WHAT NEEDS TO BE DONE
Examine the records and identify each line that includes the string "observations". Copy those lines.
((
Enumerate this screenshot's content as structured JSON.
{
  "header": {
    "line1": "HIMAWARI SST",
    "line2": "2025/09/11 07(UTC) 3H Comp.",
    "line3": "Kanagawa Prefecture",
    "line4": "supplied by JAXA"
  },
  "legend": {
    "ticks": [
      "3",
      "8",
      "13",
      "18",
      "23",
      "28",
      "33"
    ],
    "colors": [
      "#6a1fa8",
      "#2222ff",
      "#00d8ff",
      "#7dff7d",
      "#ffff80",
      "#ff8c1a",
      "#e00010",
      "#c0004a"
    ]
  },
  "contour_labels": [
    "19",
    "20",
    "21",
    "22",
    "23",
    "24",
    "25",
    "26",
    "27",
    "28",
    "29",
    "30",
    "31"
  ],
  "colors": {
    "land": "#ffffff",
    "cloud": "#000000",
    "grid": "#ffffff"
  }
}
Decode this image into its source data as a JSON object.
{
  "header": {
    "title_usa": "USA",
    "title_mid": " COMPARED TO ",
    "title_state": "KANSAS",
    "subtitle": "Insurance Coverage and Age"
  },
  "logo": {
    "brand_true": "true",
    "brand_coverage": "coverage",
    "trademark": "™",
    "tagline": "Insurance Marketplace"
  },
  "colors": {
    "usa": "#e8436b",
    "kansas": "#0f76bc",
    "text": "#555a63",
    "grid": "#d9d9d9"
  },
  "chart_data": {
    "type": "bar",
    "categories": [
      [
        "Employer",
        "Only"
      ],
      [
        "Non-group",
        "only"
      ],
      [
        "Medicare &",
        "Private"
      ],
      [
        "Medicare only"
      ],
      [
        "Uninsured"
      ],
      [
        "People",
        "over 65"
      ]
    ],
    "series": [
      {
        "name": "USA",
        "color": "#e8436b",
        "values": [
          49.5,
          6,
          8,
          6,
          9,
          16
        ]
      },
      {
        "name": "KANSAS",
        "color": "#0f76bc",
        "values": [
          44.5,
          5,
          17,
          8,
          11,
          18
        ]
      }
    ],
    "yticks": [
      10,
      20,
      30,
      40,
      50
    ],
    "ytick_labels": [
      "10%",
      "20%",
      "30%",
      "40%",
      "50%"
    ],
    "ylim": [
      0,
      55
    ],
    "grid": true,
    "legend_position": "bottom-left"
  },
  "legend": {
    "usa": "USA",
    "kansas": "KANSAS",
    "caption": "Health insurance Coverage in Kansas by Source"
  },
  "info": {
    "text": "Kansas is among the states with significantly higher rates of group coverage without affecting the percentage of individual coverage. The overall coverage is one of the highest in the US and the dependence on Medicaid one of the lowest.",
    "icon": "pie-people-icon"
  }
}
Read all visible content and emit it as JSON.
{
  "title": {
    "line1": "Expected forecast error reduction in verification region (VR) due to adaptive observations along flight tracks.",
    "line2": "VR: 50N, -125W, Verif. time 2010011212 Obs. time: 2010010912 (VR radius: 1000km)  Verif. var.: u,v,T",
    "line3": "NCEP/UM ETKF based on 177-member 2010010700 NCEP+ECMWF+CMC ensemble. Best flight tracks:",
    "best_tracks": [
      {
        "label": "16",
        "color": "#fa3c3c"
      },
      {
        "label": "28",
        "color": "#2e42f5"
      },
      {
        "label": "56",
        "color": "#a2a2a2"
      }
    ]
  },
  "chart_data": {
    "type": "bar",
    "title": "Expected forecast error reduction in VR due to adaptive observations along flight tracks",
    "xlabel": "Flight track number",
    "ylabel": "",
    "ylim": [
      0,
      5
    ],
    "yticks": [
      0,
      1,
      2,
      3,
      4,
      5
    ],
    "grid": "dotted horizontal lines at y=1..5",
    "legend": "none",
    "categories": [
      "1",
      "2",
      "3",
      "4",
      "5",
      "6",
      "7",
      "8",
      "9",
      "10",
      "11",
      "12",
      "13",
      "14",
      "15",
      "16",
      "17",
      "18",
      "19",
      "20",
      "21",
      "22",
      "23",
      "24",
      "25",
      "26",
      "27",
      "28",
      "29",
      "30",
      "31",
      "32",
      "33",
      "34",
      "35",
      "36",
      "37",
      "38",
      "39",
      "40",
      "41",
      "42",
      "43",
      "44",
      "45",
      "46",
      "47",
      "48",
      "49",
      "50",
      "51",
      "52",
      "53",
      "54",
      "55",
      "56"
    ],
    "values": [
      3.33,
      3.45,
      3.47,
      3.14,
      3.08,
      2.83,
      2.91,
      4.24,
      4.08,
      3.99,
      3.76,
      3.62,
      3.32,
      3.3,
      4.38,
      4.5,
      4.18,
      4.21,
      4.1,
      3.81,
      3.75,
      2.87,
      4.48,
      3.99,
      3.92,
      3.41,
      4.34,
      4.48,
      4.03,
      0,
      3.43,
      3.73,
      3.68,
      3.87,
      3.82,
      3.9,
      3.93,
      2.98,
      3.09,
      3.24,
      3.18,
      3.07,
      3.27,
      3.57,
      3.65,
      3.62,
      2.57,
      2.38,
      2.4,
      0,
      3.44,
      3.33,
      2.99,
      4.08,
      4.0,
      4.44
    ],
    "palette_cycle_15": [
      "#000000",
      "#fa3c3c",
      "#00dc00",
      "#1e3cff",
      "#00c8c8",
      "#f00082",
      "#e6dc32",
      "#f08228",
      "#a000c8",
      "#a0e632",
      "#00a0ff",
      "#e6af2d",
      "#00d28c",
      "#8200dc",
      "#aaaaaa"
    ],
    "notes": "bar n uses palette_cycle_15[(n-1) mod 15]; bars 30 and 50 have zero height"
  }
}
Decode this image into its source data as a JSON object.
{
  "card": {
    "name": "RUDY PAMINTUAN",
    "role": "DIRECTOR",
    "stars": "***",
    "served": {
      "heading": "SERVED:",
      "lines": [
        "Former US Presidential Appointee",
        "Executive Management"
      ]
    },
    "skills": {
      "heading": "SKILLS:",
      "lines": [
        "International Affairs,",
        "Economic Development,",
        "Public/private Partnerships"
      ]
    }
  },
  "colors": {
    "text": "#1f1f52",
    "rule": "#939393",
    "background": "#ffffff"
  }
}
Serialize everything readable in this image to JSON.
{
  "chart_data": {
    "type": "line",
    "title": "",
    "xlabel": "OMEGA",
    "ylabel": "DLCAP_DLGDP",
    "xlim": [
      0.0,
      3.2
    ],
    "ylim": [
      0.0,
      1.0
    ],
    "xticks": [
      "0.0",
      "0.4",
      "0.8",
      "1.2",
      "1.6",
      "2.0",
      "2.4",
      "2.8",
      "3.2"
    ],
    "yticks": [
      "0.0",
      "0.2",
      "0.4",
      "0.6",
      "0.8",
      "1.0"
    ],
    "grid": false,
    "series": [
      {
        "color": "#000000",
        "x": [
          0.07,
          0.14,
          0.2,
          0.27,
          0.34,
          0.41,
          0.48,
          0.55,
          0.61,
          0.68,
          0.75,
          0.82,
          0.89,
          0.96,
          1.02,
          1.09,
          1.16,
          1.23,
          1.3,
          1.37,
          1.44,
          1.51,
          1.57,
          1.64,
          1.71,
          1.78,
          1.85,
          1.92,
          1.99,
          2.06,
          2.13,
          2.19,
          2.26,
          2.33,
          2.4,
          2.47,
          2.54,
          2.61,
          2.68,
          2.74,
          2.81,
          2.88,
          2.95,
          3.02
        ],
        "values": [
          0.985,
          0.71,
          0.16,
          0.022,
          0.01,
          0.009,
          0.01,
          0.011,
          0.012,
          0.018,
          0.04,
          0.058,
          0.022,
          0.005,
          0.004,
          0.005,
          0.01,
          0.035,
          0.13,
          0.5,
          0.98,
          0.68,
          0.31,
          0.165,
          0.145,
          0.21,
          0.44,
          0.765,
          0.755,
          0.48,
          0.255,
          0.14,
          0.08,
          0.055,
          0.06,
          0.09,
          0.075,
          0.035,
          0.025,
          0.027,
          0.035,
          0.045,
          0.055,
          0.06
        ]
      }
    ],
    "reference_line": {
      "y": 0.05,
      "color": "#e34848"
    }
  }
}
))
RESULT OF THIS EXERCISE
    "line1": "Expected forecast error reduction in verification region (VR) due to adaptive observations along flight tracks.",
    "title": "Expected forecast error reduction in VR due to adaptive observations along flight tracks",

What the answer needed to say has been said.